§ **TASK PROMPT**
Read the listing below and copy out every line that holds "label".

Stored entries
----------------

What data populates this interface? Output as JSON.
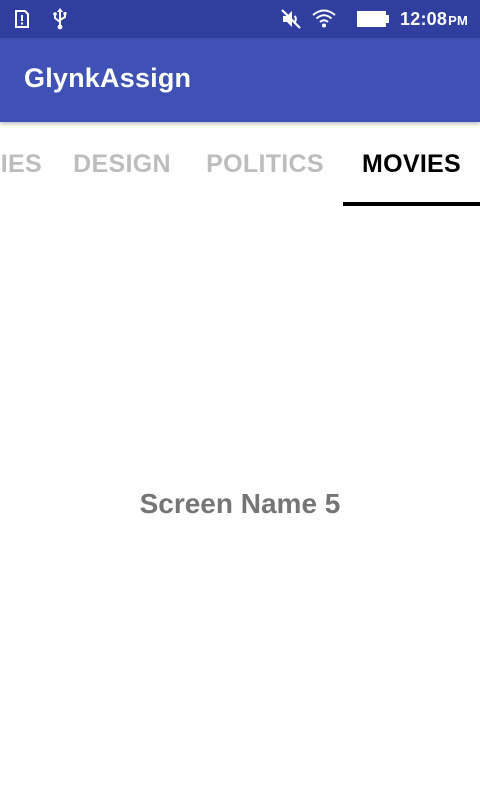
{
  "status_bar": {
    "time": "12:08",
    "ampm": "PM",
    "icons": [
      "sim-alert-icon",
      "usb-icon",
      "mute-icon",
      "wifi-icon",
      "battery-icon"
    ]
  },
  "app_bar": {
    "title": "GlynkAssign"
  },
  "tabs": [
    {
      "label": "IES",
      "selected": false
    },
    {
      "label": "DESIGN",
      "selected": false
    },
    {
      "label": "POLITICS",
      "selected": false
    },
    {
      "label": "MOVIES",
      "selected": true
    }
  ],
  "content": {
    "screen_name": "Screen Name 5"
  },
  "colors": {
    "status_bar": "#303f9f",
    "app_bar": "#3f51b5",
    "tab_inactive": "#bdbdbd",
    "tab_active": "#000000",
    "screen_text": "#757575"
  }
}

----------------

§ **ANSWER TO THE PROBLEM**
      "label": "IES",
      "label": "DESIGN",
      "label": "POLITICS",
      "label": "MOVIES",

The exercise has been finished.